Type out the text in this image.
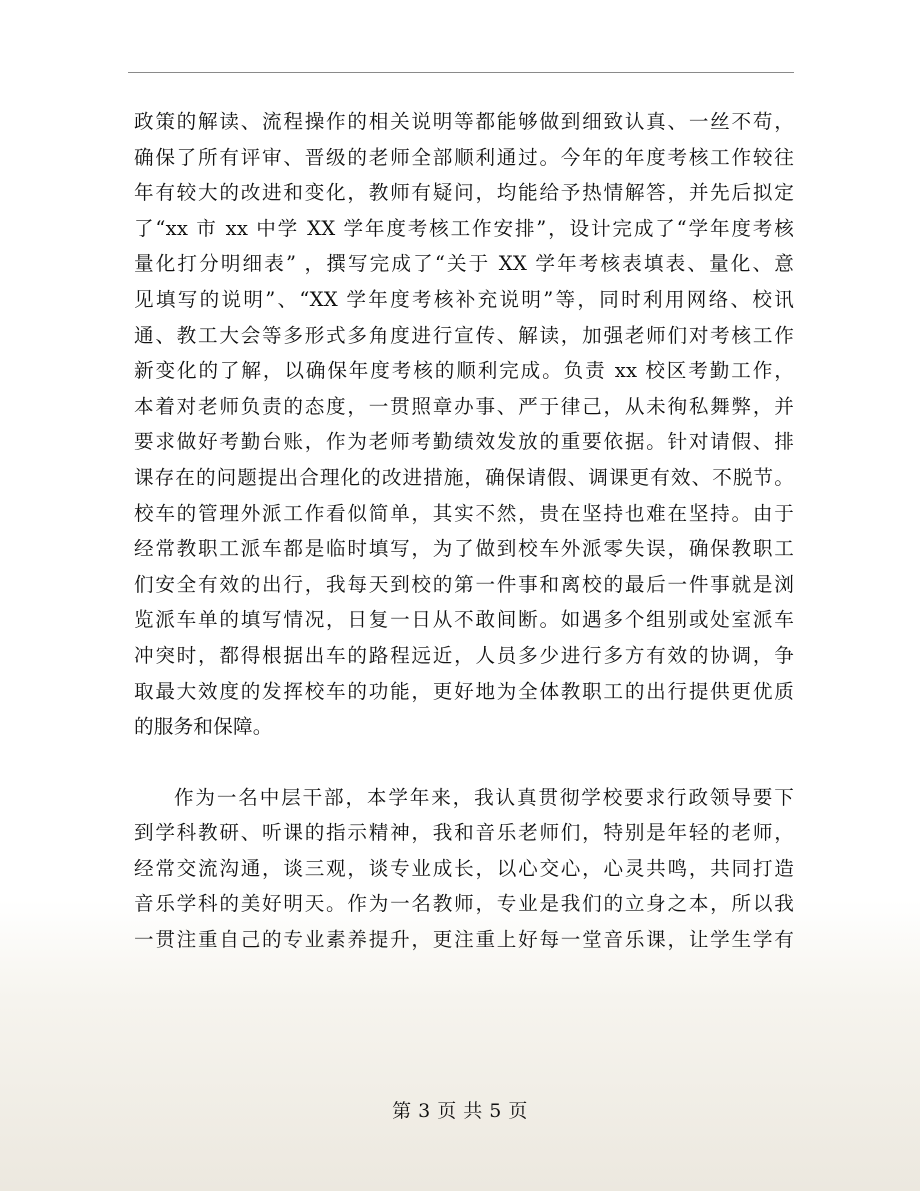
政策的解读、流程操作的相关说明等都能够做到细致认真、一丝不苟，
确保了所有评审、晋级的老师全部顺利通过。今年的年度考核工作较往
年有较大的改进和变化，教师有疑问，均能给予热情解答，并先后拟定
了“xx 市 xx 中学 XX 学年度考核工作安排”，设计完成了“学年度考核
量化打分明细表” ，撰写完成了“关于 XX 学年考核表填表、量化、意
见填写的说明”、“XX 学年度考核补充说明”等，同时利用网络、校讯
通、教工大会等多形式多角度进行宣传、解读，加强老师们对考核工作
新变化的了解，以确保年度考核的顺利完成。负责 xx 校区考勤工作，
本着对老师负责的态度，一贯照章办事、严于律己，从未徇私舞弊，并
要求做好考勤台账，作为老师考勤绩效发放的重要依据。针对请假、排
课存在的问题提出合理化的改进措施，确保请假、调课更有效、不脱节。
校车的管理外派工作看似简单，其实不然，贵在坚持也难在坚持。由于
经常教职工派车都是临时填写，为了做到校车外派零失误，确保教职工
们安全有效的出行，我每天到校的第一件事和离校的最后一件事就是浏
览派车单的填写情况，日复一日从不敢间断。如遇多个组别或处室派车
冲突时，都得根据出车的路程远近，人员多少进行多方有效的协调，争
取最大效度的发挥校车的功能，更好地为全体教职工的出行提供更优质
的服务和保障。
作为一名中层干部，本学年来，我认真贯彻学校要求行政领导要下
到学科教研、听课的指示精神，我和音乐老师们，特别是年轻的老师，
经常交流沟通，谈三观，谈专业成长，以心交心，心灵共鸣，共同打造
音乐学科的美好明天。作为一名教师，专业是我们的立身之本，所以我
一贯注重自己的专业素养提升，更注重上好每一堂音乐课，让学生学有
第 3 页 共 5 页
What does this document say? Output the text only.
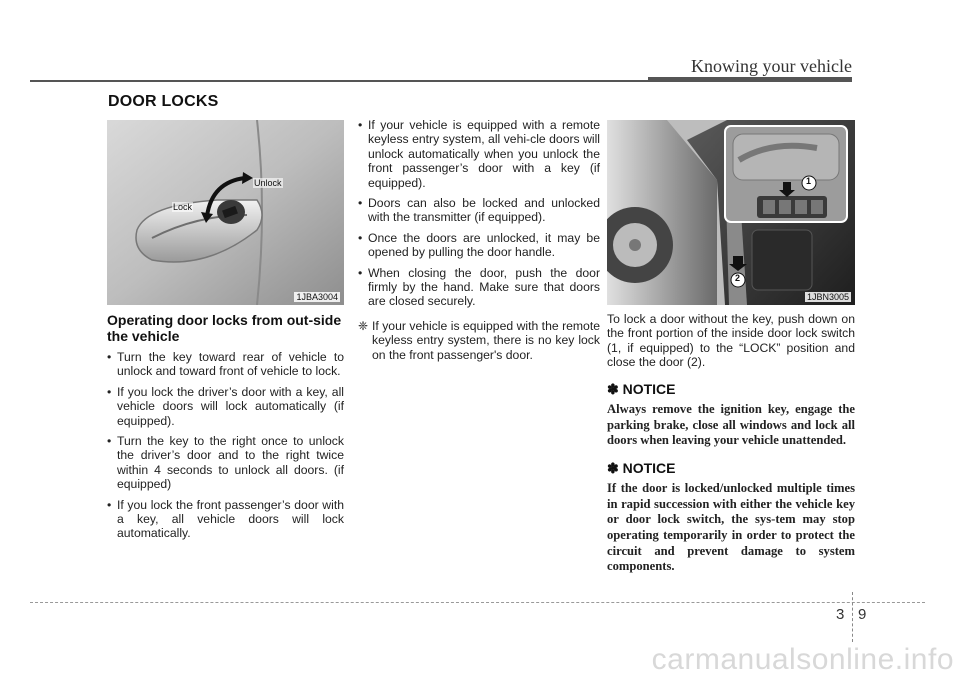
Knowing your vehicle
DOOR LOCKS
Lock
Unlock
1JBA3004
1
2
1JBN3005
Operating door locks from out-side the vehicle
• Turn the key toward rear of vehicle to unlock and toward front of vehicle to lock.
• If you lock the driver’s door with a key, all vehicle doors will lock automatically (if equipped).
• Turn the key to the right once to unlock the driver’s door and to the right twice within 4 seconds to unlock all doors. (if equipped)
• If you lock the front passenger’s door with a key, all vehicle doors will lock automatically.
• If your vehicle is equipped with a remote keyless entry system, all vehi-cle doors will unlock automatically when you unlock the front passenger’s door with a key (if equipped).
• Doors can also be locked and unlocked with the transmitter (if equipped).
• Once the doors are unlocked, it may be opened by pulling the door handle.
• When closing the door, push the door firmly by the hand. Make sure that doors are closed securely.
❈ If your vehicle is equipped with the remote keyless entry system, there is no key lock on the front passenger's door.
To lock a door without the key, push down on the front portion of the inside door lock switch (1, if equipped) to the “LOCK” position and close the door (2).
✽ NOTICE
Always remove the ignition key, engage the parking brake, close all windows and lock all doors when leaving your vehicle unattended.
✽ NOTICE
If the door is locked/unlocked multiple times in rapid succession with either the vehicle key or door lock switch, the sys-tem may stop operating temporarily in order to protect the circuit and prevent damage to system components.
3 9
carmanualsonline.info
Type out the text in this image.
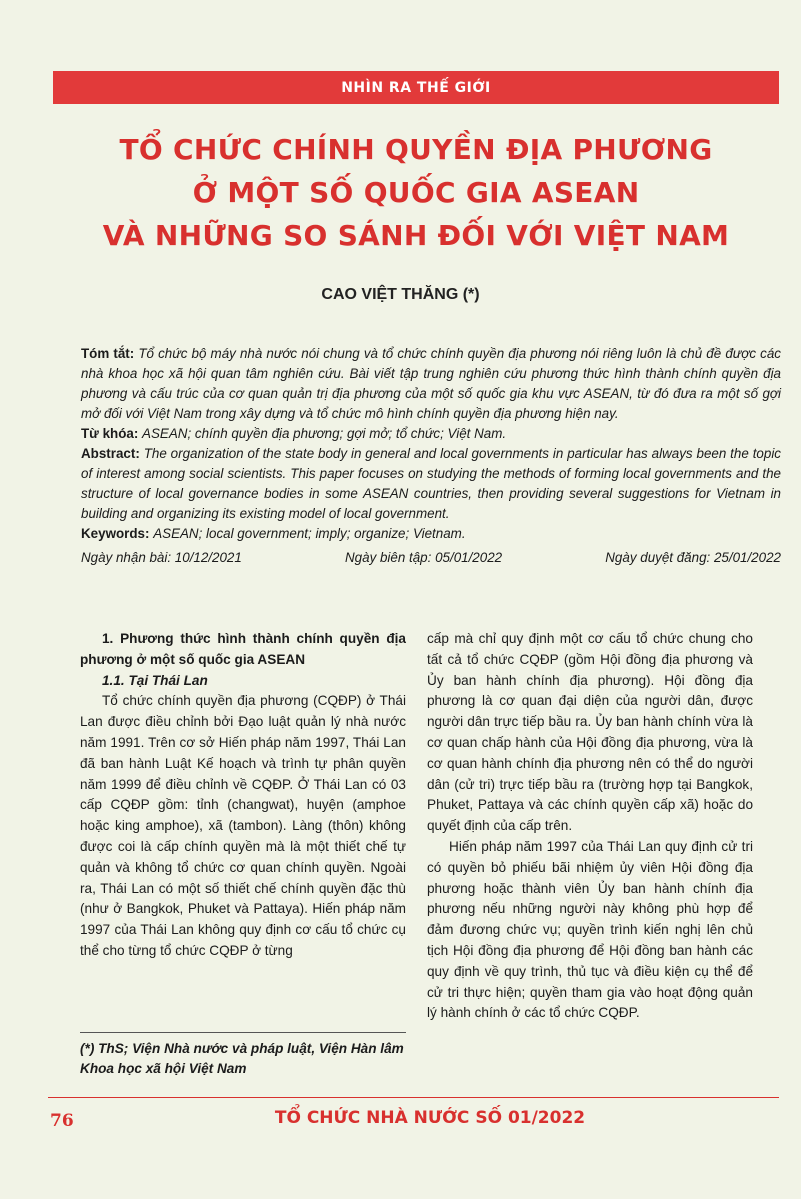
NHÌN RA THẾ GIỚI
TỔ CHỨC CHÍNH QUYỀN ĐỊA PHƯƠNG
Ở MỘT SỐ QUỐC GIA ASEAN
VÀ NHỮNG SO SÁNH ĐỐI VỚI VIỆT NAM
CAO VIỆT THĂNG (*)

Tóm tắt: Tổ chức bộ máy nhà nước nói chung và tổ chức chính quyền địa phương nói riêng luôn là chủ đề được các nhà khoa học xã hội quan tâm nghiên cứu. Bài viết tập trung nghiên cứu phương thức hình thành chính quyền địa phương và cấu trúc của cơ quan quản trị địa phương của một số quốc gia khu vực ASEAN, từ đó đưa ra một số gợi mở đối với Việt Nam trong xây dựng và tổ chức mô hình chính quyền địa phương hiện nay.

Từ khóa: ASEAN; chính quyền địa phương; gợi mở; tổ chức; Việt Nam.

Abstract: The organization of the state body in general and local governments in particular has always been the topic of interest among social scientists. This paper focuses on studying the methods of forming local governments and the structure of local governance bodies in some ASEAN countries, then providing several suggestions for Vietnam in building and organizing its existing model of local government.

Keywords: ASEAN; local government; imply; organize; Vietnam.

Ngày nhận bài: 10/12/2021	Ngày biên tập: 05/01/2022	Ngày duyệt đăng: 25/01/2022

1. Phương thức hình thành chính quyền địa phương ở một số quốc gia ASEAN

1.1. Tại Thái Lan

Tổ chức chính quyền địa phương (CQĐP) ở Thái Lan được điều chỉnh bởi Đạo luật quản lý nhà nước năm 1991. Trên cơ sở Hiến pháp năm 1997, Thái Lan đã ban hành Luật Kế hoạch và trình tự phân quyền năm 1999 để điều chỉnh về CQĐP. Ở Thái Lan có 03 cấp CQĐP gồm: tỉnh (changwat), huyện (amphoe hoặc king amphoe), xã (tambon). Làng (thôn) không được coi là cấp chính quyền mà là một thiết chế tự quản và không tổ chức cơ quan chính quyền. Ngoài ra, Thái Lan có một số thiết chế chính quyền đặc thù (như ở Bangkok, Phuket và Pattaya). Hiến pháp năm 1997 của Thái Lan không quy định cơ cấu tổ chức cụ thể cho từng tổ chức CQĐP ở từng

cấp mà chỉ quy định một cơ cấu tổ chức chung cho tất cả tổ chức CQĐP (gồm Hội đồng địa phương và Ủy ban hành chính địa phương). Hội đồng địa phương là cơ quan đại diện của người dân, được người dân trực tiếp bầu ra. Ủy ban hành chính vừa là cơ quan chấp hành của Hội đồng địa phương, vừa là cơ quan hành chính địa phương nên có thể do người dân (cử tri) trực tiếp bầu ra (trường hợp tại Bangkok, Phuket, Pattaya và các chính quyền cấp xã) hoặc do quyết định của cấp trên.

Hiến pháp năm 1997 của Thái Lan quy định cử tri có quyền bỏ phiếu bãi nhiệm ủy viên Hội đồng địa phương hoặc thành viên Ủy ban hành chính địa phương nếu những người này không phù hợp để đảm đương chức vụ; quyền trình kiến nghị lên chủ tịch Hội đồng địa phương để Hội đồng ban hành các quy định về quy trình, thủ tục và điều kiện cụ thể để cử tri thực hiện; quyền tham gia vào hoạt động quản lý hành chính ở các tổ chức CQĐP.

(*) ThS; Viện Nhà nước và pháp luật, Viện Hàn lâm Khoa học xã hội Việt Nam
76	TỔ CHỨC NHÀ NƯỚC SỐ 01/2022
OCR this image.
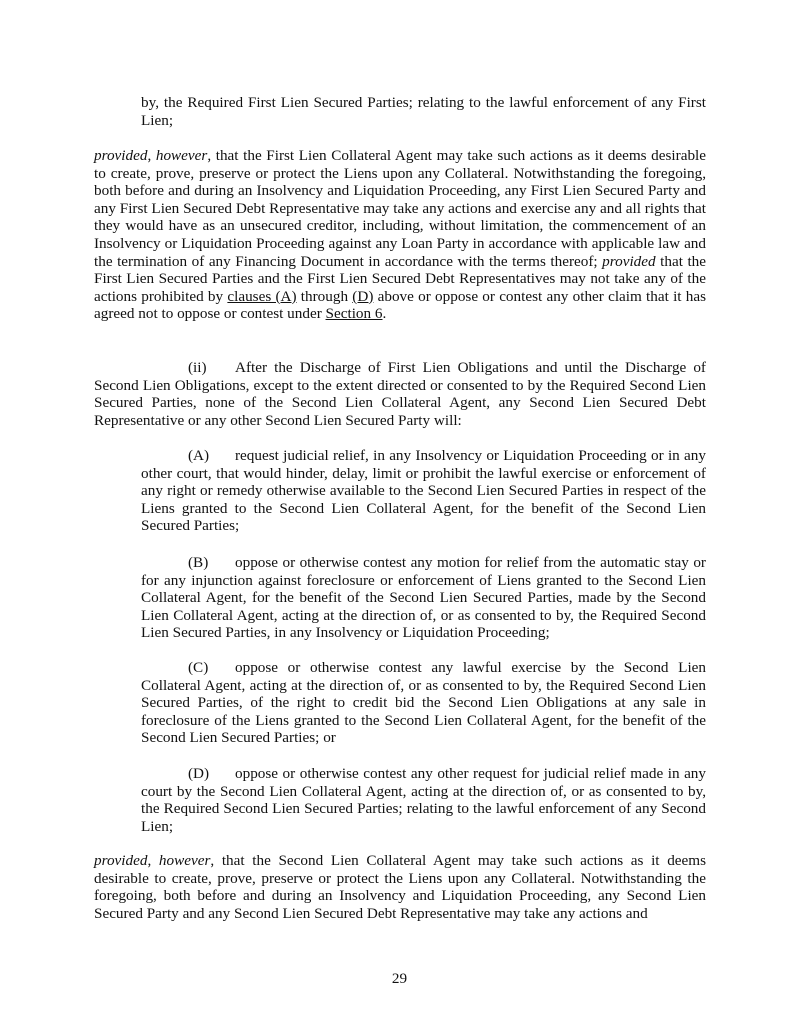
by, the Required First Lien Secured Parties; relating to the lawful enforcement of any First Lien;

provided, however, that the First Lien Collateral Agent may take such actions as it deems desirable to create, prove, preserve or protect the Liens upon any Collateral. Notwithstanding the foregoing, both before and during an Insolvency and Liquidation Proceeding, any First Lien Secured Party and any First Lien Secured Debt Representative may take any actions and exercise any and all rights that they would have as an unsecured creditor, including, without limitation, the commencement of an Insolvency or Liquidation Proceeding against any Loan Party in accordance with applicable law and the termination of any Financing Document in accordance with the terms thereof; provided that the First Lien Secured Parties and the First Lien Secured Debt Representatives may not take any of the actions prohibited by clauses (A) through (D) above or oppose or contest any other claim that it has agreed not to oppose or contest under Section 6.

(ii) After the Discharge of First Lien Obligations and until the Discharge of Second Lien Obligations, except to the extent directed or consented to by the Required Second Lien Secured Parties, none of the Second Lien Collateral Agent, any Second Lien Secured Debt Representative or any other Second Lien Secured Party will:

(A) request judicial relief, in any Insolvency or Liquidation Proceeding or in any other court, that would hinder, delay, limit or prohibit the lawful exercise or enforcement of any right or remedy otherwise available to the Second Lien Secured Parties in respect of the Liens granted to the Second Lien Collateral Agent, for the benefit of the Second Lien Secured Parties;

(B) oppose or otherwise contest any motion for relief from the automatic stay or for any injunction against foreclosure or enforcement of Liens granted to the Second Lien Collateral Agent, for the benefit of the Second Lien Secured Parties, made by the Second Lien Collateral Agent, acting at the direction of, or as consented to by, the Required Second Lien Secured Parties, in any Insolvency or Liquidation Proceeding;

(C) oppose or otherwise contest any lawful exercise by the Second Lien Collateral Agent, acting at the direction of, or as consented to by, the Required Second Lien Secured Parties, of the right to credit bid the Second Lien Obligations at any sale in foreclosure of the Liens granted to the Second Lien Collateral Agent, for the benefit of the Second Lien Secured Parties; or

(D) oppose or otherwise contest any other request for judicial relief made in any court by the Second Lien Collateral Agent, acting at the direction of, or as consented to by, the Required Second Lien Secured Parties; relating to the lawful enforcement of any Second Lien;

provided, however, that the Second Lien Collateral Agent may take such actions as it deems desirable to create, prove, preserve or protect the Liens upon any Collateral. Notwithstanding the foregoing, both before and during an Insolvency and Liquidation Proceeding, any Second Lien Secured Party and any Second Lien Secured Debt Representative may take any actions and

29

+++++

# EXERCISE
Copy all lines of the material above where the string "driver" occurs.

# RESULT OF THIS TASK
• If you lock the driver’s door with a key, all vehicle doors will lock automatically (if equipped).
• Turn the key to the right once to unlock the driver’s door and to the right twice within 4 seconds to unlock all doors. (if equipped)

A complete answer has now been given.